EXERCISE GOAL: From the listing below, pick out each line with the word "type".

(Records excerpted from a collection)
- - -

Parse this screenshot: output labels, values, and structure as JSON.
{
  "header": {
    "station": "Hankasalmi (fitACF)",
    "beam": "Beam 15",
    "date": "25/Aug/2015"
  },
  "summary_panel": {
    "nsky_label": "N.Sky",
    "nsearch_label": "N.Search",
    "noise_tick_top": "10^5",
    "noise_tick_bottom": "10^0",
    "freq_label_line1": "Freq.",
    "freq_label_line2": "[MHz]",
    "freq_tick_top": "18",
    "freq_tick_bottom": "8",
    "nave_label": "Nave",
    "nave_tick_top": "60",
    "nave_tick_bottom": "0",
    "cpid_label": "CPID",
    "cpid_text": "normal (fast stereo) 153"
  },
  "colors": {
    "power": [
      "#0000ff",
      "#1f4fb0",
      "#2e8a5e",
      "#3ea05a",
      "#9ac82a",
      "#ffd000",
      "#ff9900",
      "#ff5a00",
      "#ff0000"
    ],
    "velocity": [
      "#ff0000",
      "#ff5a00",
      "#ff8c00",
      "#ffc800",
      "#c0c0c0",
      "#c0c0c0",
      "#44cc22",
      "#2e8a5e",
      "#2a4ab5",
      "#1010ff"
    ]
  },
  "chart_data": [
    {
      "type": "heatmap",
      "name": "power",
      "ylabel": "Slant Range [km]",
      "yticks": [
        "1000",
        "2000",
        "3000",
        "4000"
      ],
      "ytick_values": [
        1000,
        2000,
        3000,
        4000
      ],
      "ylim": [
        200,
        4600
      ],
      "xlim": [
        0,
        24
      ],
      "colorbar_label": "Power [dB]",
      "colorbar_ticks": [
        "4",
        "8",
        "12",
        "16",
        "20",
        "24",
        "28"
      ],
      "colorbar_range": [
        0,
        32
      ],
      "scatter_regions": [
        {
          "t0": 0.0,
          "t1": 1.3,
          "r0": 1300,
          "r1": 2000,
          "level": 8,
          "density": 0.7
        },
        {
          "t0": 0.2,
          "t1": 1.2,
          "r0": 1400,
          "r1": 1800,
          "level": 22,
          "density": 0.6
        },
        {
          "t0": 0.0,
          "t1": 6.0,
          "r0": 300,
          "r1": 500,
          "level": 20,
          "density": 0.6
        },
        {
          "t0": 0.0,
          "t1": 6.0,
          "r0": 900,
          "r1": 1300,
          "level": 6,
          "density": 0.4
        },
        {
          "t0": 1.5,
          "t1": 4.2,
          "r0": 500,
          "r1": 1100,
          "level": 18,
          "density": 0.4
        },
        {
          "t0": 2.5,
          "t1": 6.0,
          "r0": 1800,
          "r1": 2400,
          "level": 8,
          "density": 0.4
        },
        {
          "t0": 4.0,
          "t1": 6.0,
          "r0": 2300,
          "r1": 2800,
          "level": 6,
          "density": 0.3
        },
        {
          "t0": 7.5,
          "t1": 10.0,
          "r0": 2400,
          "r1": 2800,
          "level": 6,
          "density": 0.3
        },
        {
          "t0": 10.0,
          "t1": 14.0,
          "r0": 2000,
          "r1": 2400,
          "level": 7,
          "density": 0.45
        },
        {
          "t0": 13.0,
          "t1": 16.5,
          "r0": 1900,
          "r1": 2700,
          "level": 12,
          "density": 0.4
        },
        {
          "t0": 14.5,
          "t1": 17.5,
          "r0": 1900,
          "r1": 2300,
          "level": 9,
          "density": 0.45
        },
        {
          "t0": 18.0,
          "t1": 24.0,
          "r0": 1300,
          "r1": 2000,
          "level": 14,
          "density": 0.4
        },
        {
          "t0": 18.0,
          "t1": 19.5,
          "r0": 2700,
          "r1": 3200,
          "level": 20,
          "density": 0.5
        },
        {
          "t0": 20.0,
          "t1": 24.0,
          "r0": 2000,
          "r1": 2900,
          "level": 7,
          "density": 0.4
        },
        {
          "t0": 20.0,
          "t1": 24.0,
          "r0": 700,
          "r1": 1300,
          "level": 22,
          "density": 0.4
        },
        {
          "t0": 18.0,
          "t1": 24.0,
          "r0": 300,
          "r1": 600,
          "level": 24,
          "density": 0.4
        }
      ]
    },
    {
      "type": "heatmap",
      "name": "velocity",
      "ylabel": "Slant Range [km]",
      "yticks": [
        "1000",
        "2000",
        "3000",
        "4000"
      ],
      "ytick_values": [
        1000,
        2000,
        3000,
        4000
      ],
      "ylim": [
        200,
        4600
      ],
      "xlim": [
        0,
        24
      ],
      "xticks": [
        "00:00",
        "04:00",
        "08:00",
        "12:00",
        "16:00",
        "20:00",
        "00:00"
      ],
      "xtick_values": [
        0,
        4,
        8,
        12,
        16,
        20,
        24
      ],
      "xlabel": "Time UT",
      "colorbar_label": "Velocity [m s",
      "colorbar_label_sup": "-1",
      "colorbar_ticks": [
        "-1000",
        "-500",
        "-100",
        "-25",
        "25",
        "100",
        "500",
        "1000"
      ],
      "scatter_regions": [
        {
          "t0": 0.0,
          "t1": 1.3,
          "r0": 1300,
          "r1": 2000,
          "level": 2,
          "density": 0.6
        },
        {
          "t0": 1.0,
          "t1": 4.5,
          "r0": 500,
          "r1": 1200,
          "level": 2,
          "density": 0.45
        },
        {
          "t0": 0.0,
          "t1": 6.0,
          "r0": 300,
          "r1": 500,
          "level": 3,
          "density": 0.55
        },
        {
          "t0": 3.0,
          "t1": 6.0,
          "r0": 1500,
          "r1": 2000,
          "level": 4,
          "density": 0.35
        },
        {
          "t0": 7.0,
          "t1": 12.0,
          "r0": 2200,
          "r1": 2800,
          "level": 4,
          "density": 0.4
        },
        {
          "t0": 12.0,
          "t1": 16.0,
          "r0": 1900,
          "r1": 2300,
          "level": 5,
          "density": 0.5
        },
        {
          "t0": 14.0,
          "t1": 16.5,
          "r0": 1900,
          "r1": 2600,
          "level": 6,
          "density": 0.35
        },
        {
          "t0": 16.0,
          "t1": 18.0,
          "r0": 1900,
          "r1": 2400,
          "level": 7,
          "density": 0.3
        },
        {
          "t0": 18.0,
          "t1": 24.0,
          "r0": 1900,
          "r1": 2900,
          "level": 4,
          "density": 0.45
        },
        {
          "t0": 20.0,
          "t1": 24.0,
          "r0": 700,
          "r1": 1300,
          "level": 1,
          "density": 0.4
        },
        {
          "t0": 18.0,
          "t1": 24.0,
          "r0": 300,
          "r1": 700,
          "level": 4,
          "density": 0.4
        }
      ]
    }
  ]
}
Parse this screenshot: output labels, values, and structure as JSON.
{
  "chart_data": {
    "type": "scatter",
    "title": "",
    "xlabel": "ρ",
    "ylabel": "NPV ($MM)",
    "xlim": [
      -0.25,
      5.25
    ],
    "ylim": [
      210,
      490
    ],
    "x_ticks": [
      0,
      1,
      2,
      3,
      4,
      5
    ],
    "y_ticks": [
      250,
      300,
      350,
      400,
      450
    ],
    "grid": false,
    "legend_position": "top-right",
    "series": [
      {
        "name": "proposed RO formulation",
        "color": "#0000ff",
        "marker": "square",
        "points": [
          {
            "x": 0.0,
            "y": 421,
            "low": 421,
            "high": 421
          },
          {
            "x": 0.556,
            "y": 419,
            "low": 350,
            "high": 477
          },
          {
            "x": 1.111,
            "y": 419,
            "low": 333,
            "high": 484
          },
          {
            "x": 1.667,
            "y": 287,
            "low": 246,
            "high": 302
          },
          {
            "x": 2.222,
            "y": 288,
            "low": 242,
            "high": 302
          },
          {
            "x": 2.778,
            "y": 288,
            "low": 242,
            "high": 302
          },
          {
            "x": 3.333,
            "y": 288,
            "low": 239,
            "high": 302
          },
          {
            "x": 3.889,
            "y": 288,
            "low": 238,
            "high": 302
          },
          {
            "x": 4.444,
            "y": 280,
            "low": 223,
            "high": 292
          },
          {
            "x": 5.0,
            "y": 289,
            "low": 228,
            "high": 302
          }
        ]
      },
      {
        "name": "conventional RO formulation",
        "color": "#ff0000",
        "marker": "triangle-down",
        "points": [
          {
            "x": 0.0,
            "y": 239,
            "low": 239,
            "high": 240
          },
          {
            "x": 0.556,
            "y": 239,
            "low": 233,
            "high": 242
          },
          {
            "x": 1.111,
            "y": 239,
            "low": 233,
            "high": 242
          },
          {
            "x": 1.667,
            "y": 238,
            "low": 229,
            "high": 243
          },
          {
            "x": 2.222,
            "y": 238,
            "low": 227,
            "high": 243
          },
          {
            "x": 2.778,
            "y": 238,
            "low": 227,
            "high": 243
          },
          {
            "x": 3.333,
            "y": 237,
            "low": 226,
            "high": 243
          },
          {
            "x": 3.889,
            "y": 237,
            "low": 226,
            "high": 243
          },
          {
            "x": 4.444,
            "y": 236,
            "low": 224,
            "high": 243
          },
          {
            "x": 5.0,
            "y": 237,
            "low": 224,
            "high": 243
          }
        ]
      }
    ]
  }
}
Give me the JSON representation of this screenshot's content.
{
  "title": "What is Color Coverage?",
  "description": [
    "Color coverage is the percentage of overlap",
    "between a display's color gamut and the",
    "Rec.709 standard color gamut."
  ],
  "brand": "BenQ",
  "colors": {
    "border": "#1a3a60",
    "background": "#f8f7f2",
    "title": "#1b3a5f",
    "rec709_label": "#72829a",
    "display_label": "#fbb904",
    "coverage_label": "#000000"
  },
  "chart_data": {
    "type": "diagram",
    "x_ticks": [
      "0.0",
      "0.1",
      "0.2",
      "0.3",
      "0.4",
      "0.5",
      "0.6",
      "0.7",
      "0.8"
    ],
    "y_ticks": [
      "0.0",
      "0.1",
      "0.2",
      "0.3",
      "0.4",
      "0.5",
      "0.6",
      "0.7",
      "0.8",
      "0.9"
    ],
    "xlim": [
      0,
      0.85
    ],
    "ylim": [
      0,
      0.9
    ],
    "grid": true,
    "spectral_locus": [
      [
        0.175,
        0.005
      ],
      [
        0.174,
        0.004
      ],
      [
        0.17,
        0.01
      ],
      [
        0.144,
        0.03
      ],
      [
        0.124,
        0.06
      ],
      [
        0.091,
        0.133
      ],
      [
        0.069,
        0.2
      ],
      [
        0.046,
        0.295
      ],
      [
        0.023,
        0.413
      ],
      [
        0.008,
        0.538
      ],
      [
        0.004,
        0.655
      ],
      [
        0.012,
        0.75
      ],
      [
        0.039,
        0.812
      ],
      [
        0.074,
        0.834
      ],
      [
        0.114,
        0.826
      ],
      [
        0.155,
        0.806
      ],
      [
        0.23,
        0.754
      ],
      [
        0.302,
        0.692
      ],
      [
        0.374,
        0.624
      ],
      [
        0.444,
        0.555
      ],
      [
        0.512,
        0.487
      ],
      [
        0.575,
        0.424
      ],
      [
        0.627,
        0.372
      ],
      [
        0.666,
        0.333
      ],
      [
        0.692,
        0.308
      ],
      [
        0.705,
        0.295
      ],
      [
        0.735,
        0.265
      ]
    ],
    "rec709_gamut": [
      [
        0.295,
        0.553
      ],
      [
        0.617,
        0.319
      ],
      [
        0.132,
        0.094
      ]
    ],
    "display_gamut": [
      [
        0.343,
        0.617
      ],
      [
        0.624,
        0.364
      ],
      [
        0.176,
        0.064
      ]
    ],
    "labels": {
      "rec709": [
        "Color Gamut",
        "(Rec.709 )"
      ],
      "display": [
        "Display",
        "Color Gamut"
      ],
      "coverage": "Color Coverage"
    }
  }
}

- - -

RESPONSE FOR THIS EXERCISE:
      "type": "heatmap",
      "type": "heatmap",
    "type": "scatter",
    "type": "diagram",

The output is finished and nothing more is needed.